- _WHAT IS REQUIRED_
An exact copy of the records is required, minus the pictures they hold.

»»

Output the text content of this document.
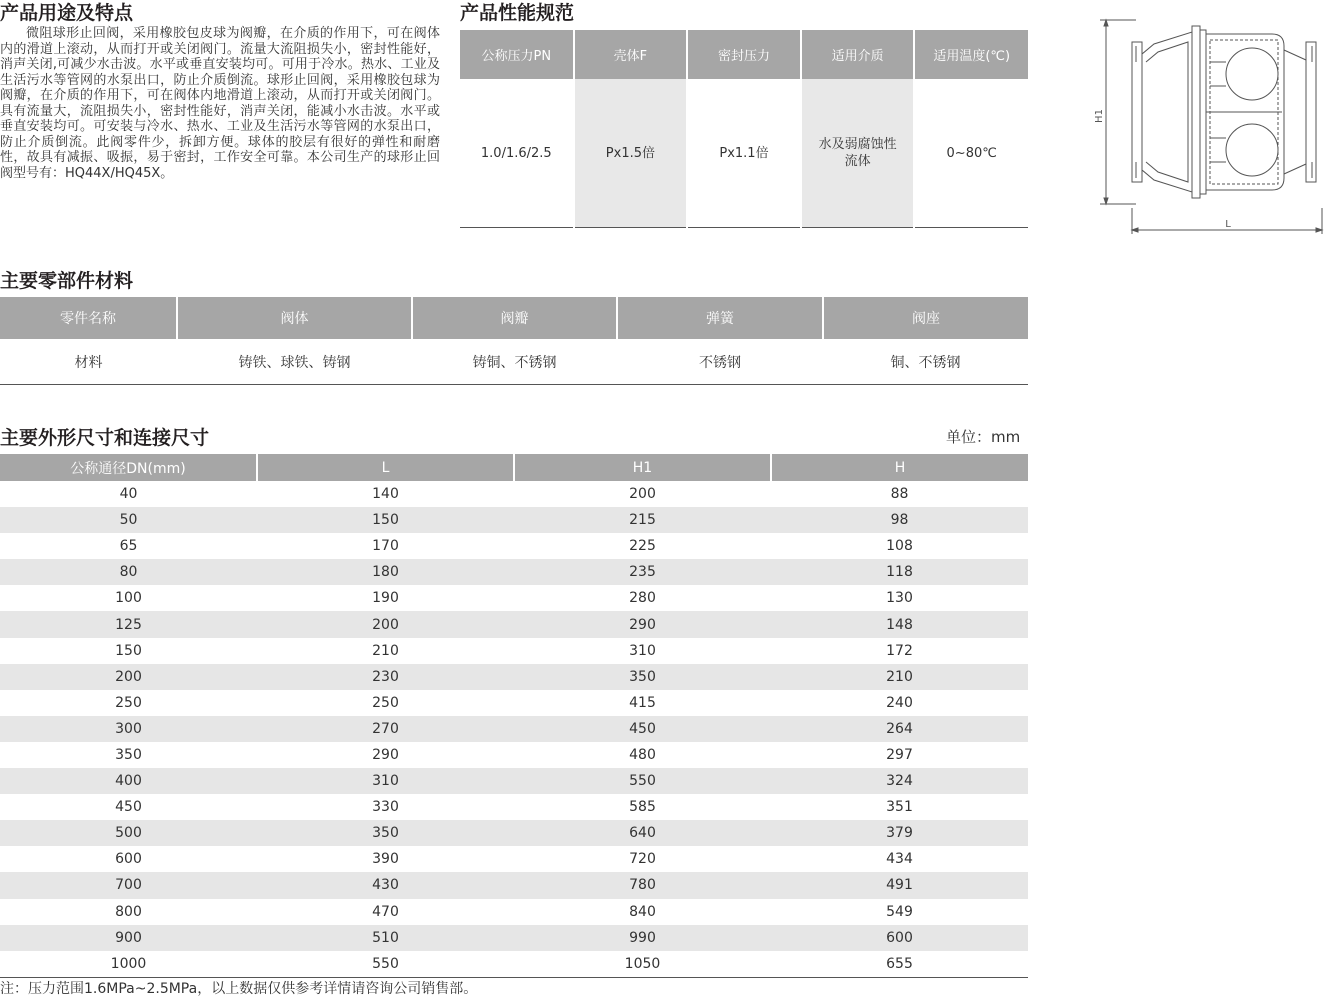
产品用途及特点
微阻球形止回阀，采用橡胶包皮球为阀瓣，在介质的作用下，可在阀体内的滑道上滚动，从而打开或关闭阀门。流量大流阻损失小，密封性能好，消声关闭,可减少水击波。水平或垂直安装均可。可用于冷水。热水、工业及生活污水等管网的水泵出口，防止介质倒流。球形止回阀，采用橡胶包球为阀瓣，在介质的作用下，可在阀体内地滑道上滚动，从而打开或关闭阀门。具有流量大，流阻损失小，密封性能好，消声关闭，能减小水击波。水平或垂直安装均可。可安装与冷水、热水、工业及生活污水等管网的水泵出口，防止介质倒流。此阀零件少，拆卸方便。球体的胶层有很好的弹性和耐磨性，故具有减振、吸振，易于密封，工作安全可靠。本公司生产的球形止回阀型号有：HQ44X/HQ45X。
产品性能规范
公称压力PN	壳体F	密封压力	适用介质	适用温度(℃)
1.0/1.6/2.5	Px1.5倍	Px1.1倍	水及弱腐蚀性流体	0~80℃
H1
L
主要零部件材料
零件名称	阀体	阀瓣	弹簧	阀座
材料	铸铁、球铁、铸钢	铸铜、不锈钢	不锈钢	铜、不锈钢
主要外形尺寸和连接尺寸	单位：mm
公称通径DN(mm)	L	H1	H
40	140	200	88
50	150	215	98
65	170	225	108
80	180	235	118
100	190	280	130
125	200	290	148
150	210	310	172
200	230	350	210
250	250	415	240
300	270	450	264
350	290	480	297
400	310	550	324
450	330	585	351
500	350	640	379
600	390	720	434
700	430	780	491
800	470	840	549
900	510	990	600
1000	550	1050	655
注：压力范围1.6MPa~2.5MPa，以上数据仅供参考详情请咨询公司销售部。
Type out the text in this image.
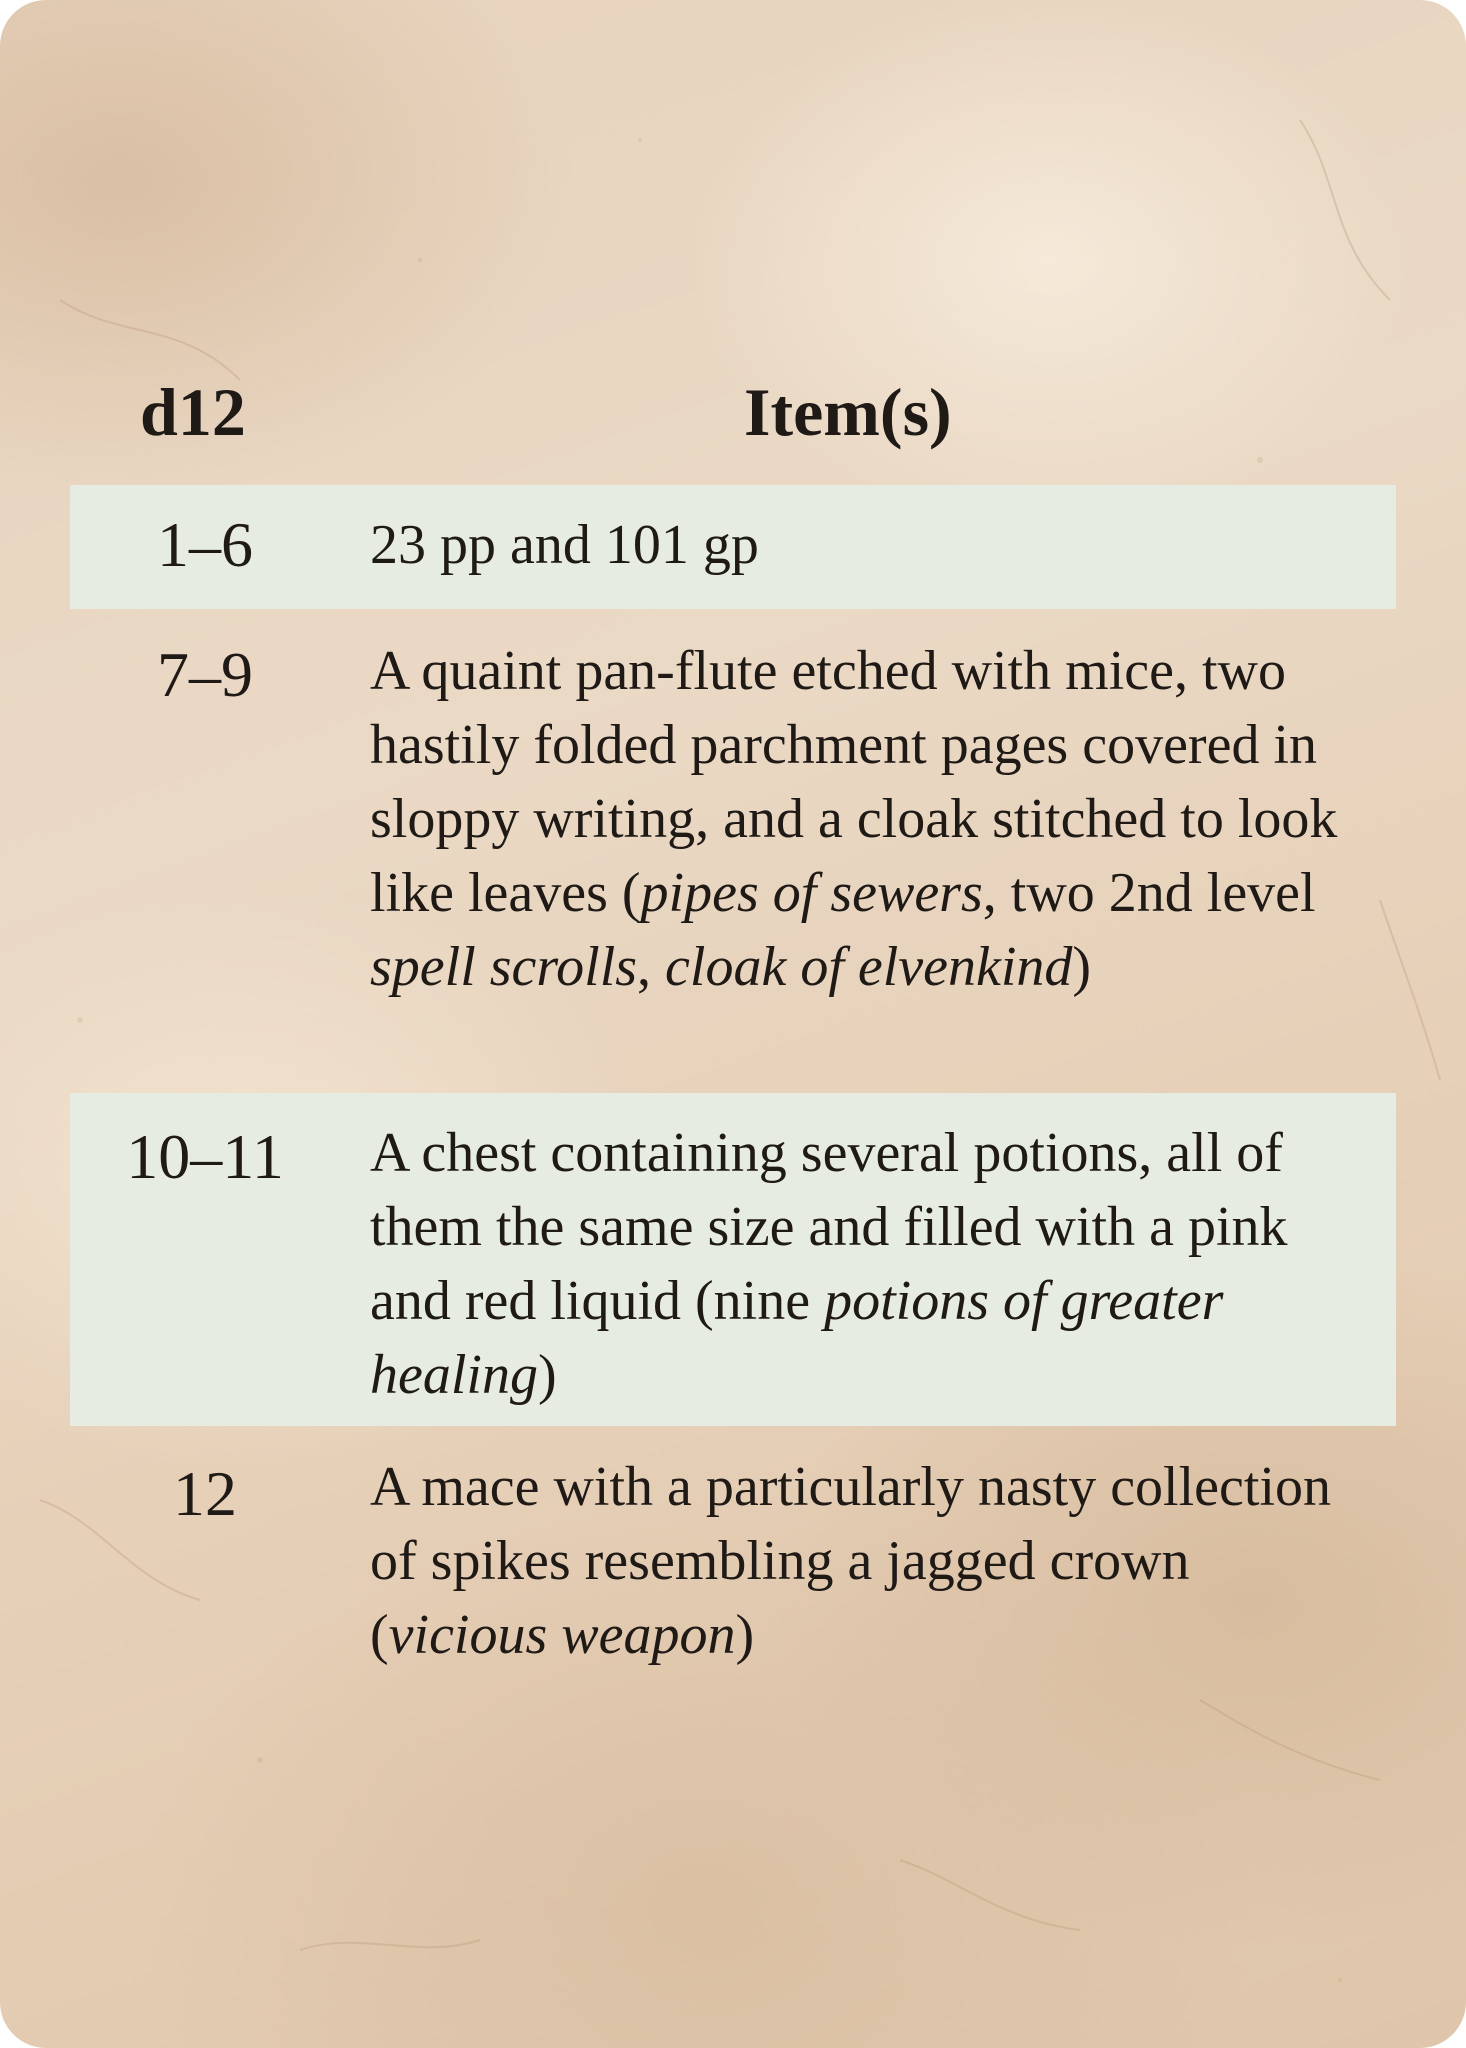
d12	Item(s)
1–6	23 pp and 101 gp
7–9	A quaint pan-flute etched with mice, two hastily folded parchment pages covered in sloppy writing, and a cloak stitched to look like leaves (pipes of sewers, two 2nd level spell scrolls, cloak of elvenkind)
10–11	A chest containing several potions, all of them the same size and filled with a pink and red liquid (nine potions of greater healing)
12	A mace with a particularly nasty collection of spikes resembling a jagged crown (vicious weapon)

««

- _TASK OUTPUT_
Output the text content of this document.
产品用途及特点
微阻球形止回阀，采用橡胶包皮球为阀瓣，在介质的作用下，可在阀体内的滑道上滚动，从而打开或关闭阀门。流量大流阻损失小，密封性能好，消声关闭,可减少水击波。水平或垂直安装均可。可用于冷水。热水、工业及生活污水等管网的水泵出口，防止介质倒流。球形止回阀，采用橡胶包球为阀瓣，在介质的作用下，可在阀体内地滑道上滚动，从而打开或关闭阀门。具有流量大，流阻损失小，密封性能好，消声关闭，能减小水击波。水平或垂直安装均可。可安装与冷水、热水、工业及生活污水等管网的水泵出口，防止介质倒流。此阀零件少，拆卸方便。球体的胶层有很好的弹性和耐磨性，故具有减振、吸振，易于密封，工作安全可靠。本公司生产的球形止回阀型号有：HQ44X/HQ45X。
产品性能规范
公称压力PN	壳体F	密封压力	适用介质	适用温度(℃)
1.0/1.6/2.5	Px1.5倍	Px1.1倍	水及弱腐蚀性流体	0~80℃
H1
L
主要零部件材料
零件名称	阀体	阀瓣	弹簧	阀座
材料	铸铁、球铁、铸钢	铸铜、不锈钢	不锈钢	铜、不锈钢
主要外形尺寸和连接尺寸	单位：mm
公称通径DN(mm)	L	H1	H
40	140	200	88
50	150	215	98
65	170	225	108
80	180	235	118
100	190	280	130
125	200	290	148
150	210	310	172
200	230	350	210
250	250	415	240
300	270	450	264
350	290	480	297
400	310	550	324
450	330	585	351
500	350	640	379
600	390	720	434
700	430	780	491
800	470	840	549
900	510	990	600
1000	550	1050	655
注：压力范围1.6MPa~2.5MPa，以上数据仅供参考详情请咨询公司销售部。
Type out the text in this image.
d12	Item(s)
1–6	23 pp and 101 gp
7–9	A quaint pan-flute etched with mice, two hastily folded parchment pages covered in sloppy writing, and a cloak stitched to look like leaves (pipes of sewers, two 2nd level spell scrolls, cloak of elvenkind)
10–11	A chest containing several potions, all of them the same size and filled with a pink and red liquid (nine potions of greater healing)
12	A mace with a particularly nasty collection of spikes resembling a jagged crown (vicious weapon)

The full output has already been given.